— BEGIN —

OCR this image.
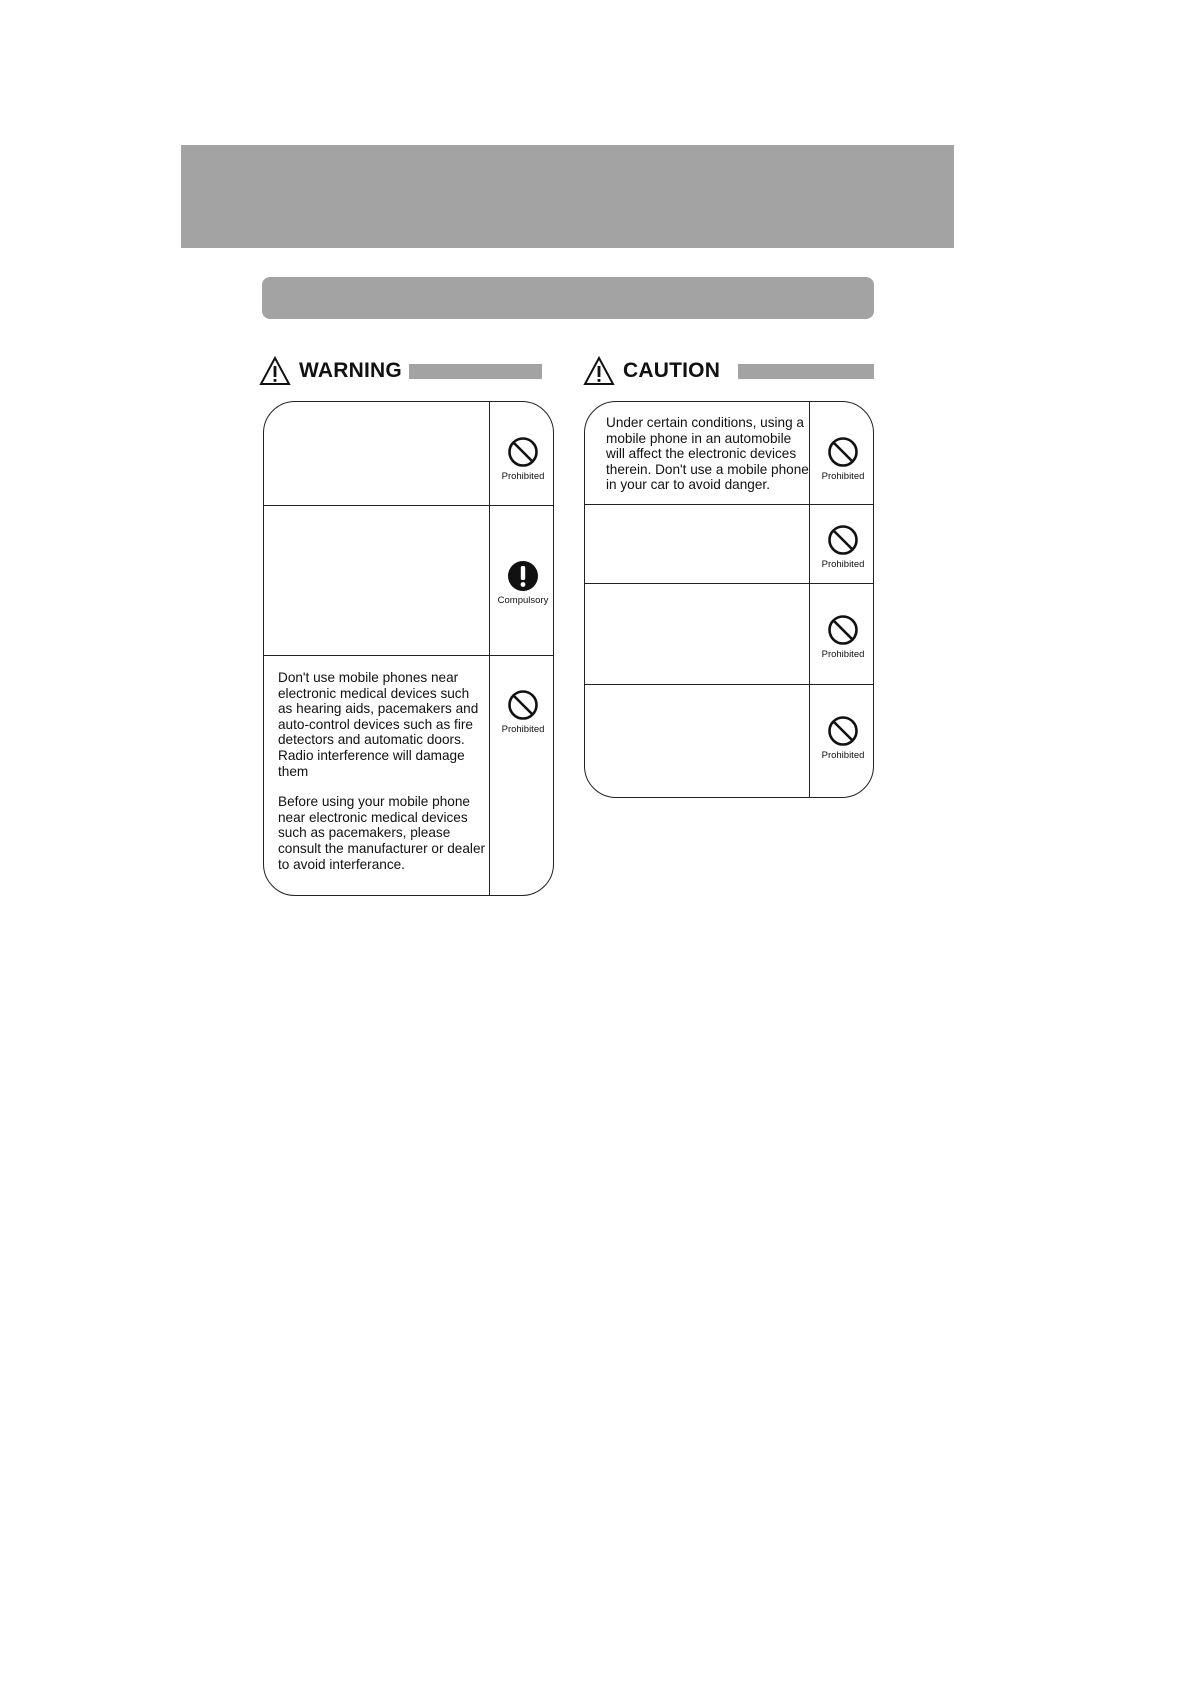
WARNING	CAUTION
Prohibited
Compulsory

Don't use mobile phones near electronic medical devices such as hearing aids, pacemakers and auto-control devices such as fire detectors and automatic doors. Radio interference will damage them

Before using your mobile phone near electronic medical devices such as pacemakers, please consult the manufacturer or dealer to avoid interferance.

Prohibited

Under certain conditions, using a mobile phone in an automobile will affect the electronic devices therein. Don't use a mobile phone in your car to avoid danger.

Prohibited
Prohibited
Prohibited
Prohibited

— END —

Task statement = Each record above should come back exactly the same, only without its pictures.

Solution to the problem =
OCR this image.
WARNING	CAUTION
Prohibited
Compulsory

Don't use mobile phones near electronic medical devices such as hearing aids, pacemakers and auto-control devices such as fire detectors and automatic doors. Radio interference will damage them

Before using your mobile phone near electronic medical devices such as pacemakers, please consult the manufacturer or dealer to avoid interferance.

Prohibited

Under certain conditions, using a mobile phone in an automobile will affect the electronic devices therein. Don't use a mobile phone in your car to avoid danger.

Prohibited
Prohibited
Prohibited
Prohibited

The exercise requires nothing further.